Records for this exercise

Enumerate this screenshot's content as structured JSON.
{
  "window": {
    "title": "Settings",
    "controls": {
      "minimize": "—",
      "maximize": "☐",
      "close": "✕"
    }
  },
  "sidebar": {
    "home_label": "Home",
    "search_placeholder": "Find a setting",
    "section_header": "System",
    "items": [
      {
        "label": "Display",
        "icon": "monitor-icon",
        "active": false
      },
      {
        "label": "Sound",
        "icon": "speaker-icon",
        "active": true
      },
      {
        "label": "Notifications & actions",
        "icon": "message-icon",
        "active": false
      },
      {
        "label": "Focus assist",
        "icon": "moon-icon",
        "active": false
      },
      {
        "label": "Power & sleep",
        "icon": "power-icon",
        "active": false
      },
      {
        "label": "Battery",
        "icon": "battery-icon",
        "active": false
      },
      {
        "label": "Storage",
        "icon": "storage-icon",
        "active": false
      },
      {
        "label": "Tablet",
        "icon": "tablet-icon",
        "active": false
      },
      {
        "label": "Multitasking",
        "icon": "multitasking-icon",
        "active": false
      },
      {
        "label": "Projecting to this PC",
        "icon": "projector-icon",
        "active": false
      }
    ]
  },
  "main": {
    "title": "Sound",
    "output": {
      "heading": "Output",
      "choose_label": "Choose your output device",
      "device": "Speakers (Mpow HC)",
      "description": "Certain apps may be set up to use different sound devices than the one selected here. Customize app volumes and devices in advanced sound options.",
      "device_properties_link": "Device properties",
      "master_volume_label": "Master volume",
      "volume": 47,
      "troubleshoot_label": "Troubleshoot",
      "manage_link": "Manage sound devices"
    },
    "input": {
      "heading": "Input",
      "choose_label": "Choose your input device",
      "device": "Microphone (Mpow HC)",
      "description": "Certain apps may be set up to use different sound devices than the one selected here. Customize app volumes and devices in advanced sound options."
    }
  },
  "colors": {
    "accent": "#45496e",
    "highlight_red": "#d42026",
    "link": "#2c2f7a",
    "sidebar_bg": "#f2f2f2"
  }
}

What is being asked
Return every line from the records above that holds the word "your".

Result of this exercise
      "choose_label": "Choose your output device",
      "choose_label": "Choose your input device",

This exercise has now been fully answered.